Problem:
Exclude the pictures and retype the entries as written.

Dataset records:
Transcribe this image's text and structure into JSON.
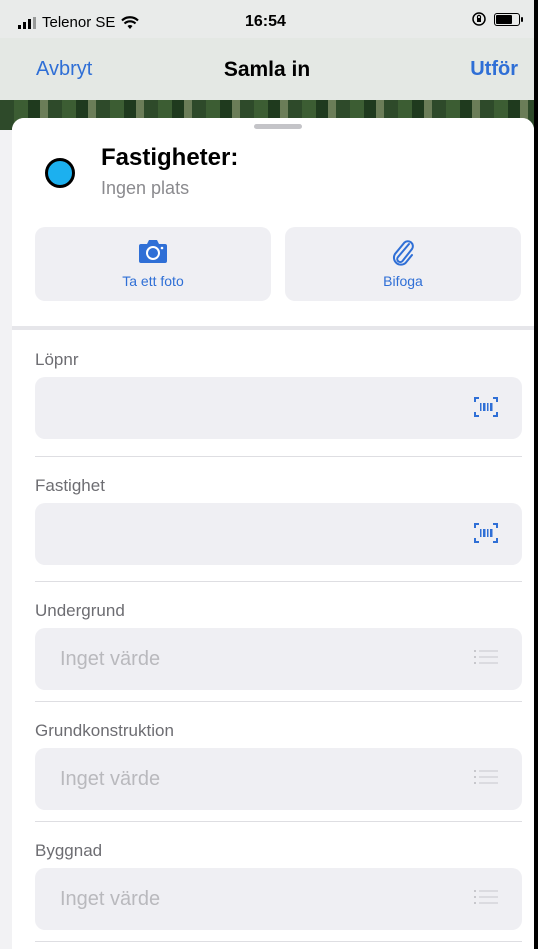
{
  "status_bar": {
    "carrier": "Telenor SE",
    "time": "16:54"
  },
  "nav": {
    "left_label": "Avbryt",
    "title": "Samla in",
    "right_label": "Utför"
  },
  "feature": {
    "title": "Fastigheter:",
    "subtitle": "Ingen plats",
    "dot_color": "#1cb0ef"
  },
  "actions": {
    "photo_label": "Ta ett foto",
    "attach_label": "Bifoga"
  },
  "fields": [
    {
      "label": "Löpnr",
      "value": "",
      "icon": "barcode-scan-icon"
    },
    {
      "label": "Fastighet",
      "value": "",
      "icon": "barcode-scan-icon"
    },
    {
      "label": "Undergrund",
      "placeholder": "Inget värde",
      "icon": "list-icon"
    },
    {
      "label": "Grundkonstruktion",
      "placeholder": "Inget värde",
      "icon": "list-icon"
    },
    {
      "label": "Byggnad",
      "placeholder": "Inget värde",
      "icon": "list-icon"
    }
  ],
  "colors": {
    "accent": "#2f6fd6"
  }
}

Result:
Transcribe this image's text and structure into JSON.
{
  "status_bar": {
    "carrier": "Telenor SE",
    "time": "16:54"
  },
  "nav": {
    "left_label": "Avbryt",
    "title": "Samla in",
    "right_label": "Utför"
  },
  "feature": {
    "title": "Fastigheter:",
    "subtitle": "Ingen plats",
    "dot_color": "#1cb0ef"
  },
  "actions": {
    "photo_label": "Ta ett foto",
    "attach_label": "Bifoga"
  },
  "fields": [
    {
      "label": "Löpnr",
      "value": "",
      "icon": "barcode-scan-icon"
    },
    {
      "label": "Fastighet",
      "value": "",
      "icon": "barcode-scan-icon"
    },
    {
      "label": "Undergrund",
      "placeholder": "Inget värde",
      "icon": "list-icon"
    },
    {
      "label": "Grundkonstruktion",
      "placeholder": "Inget värde",
      "icon": "list-icon"
    },
    {
      "label": "Byggnad",
      "placeholder": "Inget värde",
      "icon": "list-icon"
    }
  ],
  "colors": {
    "accent": "#2f6fd6"
  }
}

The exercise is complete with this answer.